THE TASK
Copy out the lines that have "their" in them.

AVAILABLE DATA

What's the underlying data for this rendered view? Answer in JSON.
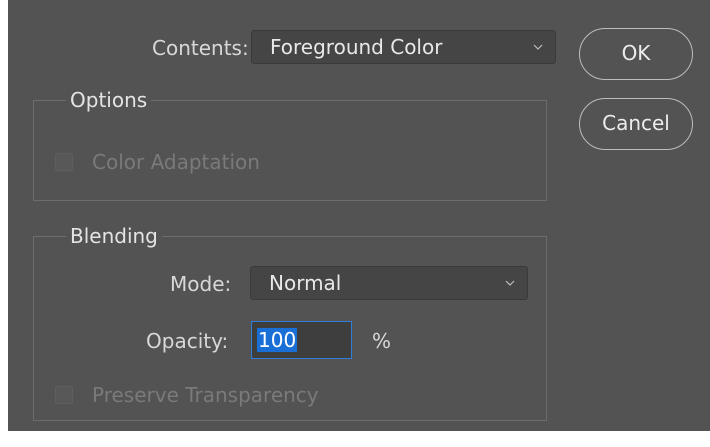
{
  "contents": {
    "label": "Contents:",
    "value": "Foreground Color"
  },
  "buttons": {
    "ok": "OK",
    "cancel": "Cancel"
  },
  "options": {
    "legend": "Options",
    "color_adaptation": {
      "label": "Color Adaptation",
      "checked": false,
      "enabled": false
    }
  },
  "blending": {
    "legend": "Blending",
    "mode_label": "Mode:",
    "mode_value": "Normal",
    "opacity_label": "Opacity:",
    "opacity_value": "100",
    "opacity_unit": "%",
    "preserve_transparency": {
      "label": "Preserve Transparency",
      "checked": false,
      "enabled": false
    }
  },
  "icons": {
    "dropdown": "chevron-down-icon"
  },
  "colors": {
    "dialog_bg": "#535353",
    "focus_border": "#2f7ed8",
    "selection": "#1a6fd6"
  }
}
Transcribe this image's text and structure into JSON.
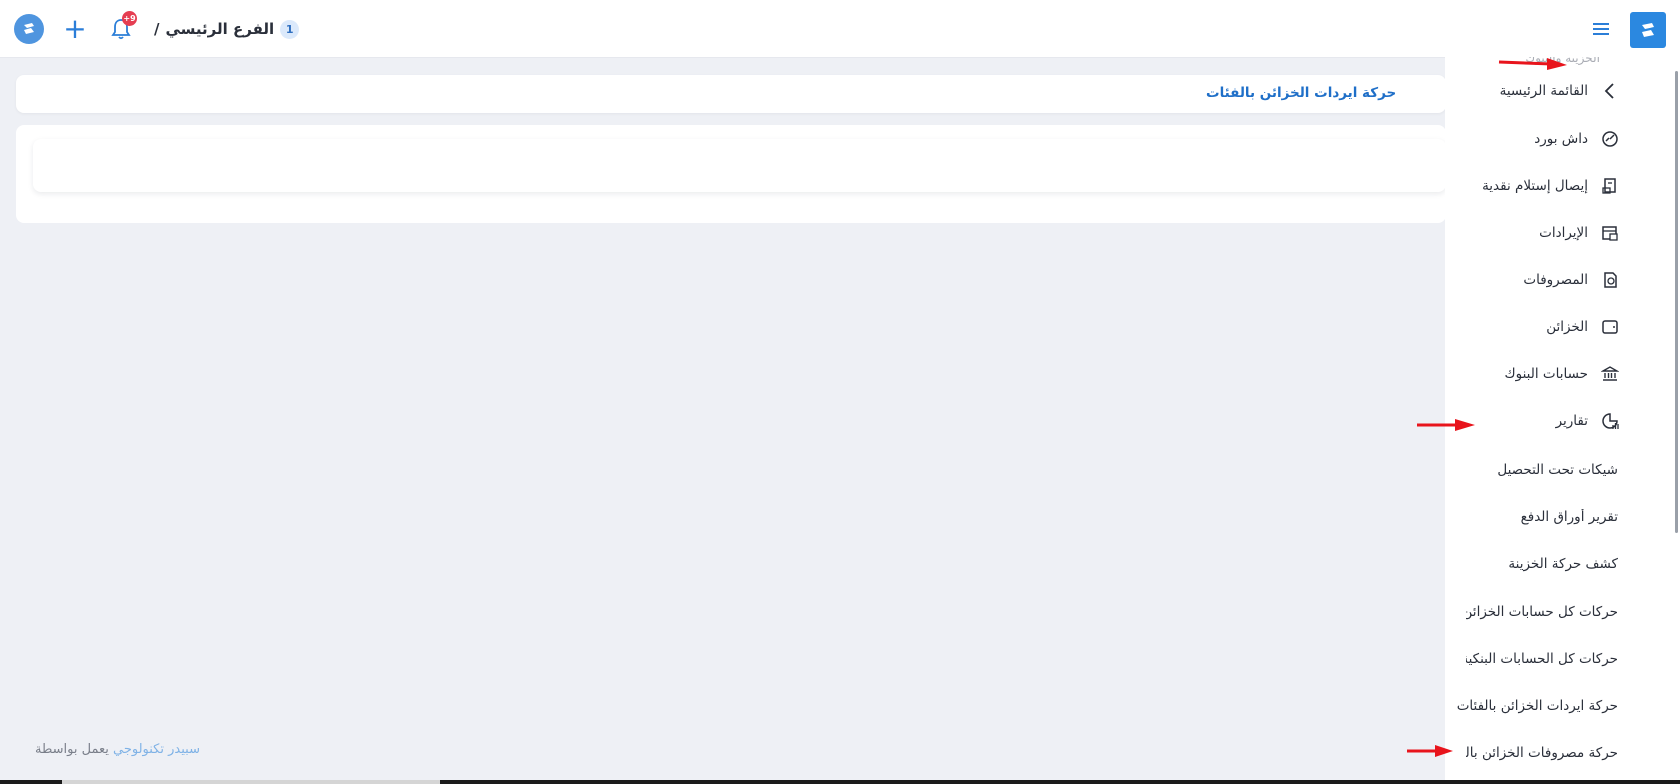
{
  "header": {
    "branch_label": "الفرع الرئيسي",
    "branch_separator": "/",
    "branch_number": "1",
    "notification_badge": "+9",
    "add_symbol": "+"
  },
  "page": {
    "title": "حركة ايردات الخزائن بالفئات"
  },
  "footer": {
    "powered_by": "يعمل بواسطة",
    "company": "سبيدر تكنولوجي"
  },
  "sidebar": {
    "faded_label": "الخزينة والبنوك",
    "back_item": "القائمة الرئيسية",
    "items": [
      {
        "label": "داش بورد",
        "icon": "dashboard-icon"
      },
      {
        "label": "إيصال إستلام نقدية",
        "icon": "receipt-icon"
      },
      {
        "label": "الإيرادات",
        "icon": "revenue-icon"
      },
      {
        "label": "المصروفات",
        "icon": "expenses-icon"
      },
      {
        "label": "الخزائن",
        "icon": "wallet-icon"
      },
      {
        "label": "حسابات البنوك",
        "icon": "bank-icon"
      },
      {
        "label": "تقارير",
        "icon": "reports-icon"
      }
    ],
    "sub_items": [
      "شيكات تحت التحصيل",
      "تقرير أوراق الدفع",
      "كشف حركة الخزينة",
      "حركات كل حسابات الخزائن",
      "حركات كل الحسابات البنكية",
      "حركة ايردات الخزائن بالفئات",
      "حركة مصروفات الخزائن بالفئات"
    ]
  },
  "colors": {
    "accent": "#2b88e0",
    "title": "#1f6fc8",
    "badge": "#e53e52",
    "arrow": "#e8141c"
  }
}
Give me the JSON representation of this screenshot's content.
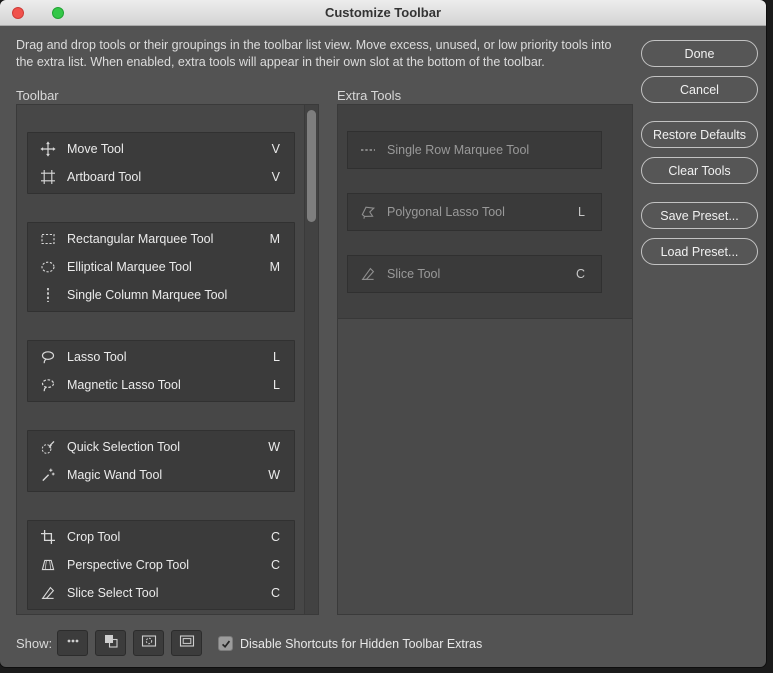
{
  "window": {
    "title": "Customize Toolbar"
  },
  "description": {
    "line1": "Drag and drop tools or their groupings in the toolbar list view. Move excess, unused, or low priority tools into",
    "line2": "the extra list. When enabled, extra tools will appear in their own slot at the bottom of the toolbar."
  },
  "action_buttons": {
    "done": "Done",
    "cancel": "Cancel",
    "restore_defaults": "Restore Defaults",
    "clear_tools": "Clear Tools",
    "save_preset": "Save Preset...",
    "load_preset": "Load Preset..."
  },
  "toolbar_panel": {
    "label": "Toolbar",
    "groups": [
      {
        "tools": [
          {
            "icon": "move-tool-icon",
            "name": "Move Tool",
            "shortcut": "V"
          },
          {
            "icon": "artboard-tool-icon",
            "name": "Artboard Tool",
            "shortcut": "V"
          }
        ]
      },
      {
        "tools": [
          {
            "icon": "rect-marquee-icon",
            "name": "Rectangular Marquee Tool",
            "shortcut": "M"
          },
          {
            "icon": "ellip-marquee-icon",
            "name": "Elliptical Marquee Tool",
            "shortcut": "M"
          },
          {
            "icon": "single-col-marquee-icon",
            "name": "Single Column Marquee Tool",
            "shortcut": ""
          }
        ]
      },
      {
        "tools": [
          {
            "icon": "lasso-icon",
            "name": "Lasso Tool",
            "shortcut": "L"
          },
          {
            "icon": "magnetic-lasso-icon",
            "name": "Magnetic Lasso Tool",
            "shortcut": "L"
          }
        ]
      },
      {
        "tools": [
          {
            "icon": "quick-selection-icon",
            "name": "Quick Selection Tool",
            "shortcut": "W"
          },
          {
            "icon": "magic-wand-icon",
            "name": "Magic Wand Tool",
            "shortcut": "W"
          }
        ]
      },
      {
        "tools": [
          {
            "icon": "crop-tool-icon",
            "name": "Crop Tool",
            "shortcut": "C"
          },
          {
            "icon": "perspective-crop-icon",
            "name": "Perspective Crop Tool",
            "shortcut": "C"
          },
          {
            "icon": "slice-select-icon",
            "name": "Slice Select Tool",
            "shortcut": "C"
          }
        ]
      }
    ]
  },
  "extra_panel": {
    "label": "Extra Tools",
    "items": [
      {
        "icon": "single-row-marquee-icon",
        "name": "Single Row Marquee Tool",
        "shortcut": ""
      },
      {
        "icon": "polygonal-lasso-icon",
        "name": "Polygonal Lasso Tool",
        "shortcut": "L"
      },
      {
        "icon": "slice-tool-icon",
        "name": "Slice Tool",
        "shortcut": "C"
      }
    ]
  },
  "footer": {
    "show_label": "Show:",
    "show_buttons": [
      {
        "icon": "ellipsis-icon"
      },
      {
        "icon": "fg-bg-colors-icon"
      },
      {
        "icon": "quick-mask-icon"
      },
      {
        "icon": "screen-mode-icon"
      }
    ],
    "checkbox": {
      "checked": true,
      "label": "Disable Shortcuts for Hidden Toolbar Extras"
    }
  },
  "colors": {
    "dialog_bg": "#535353",
    "panel_bg": "#474747",
    "group_bg": "#3b3b3b",
    "titlebar_bg": "#e0e0e0",
    "text_light": "#ebebeb",
    "text_dim": "#999999",
    "traffic_red": "#f0524c",
    "traffic_green": "#34c748"
  }
}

FINISHED ANSWER
    "line1": "Drag and drop tools or their groupings in the toolbar list view. Move excess, unused, or low priority tools into",
    "line2": "the extra list. When enabled, extra tools will appear in their own slot at the bottom of the toolbar."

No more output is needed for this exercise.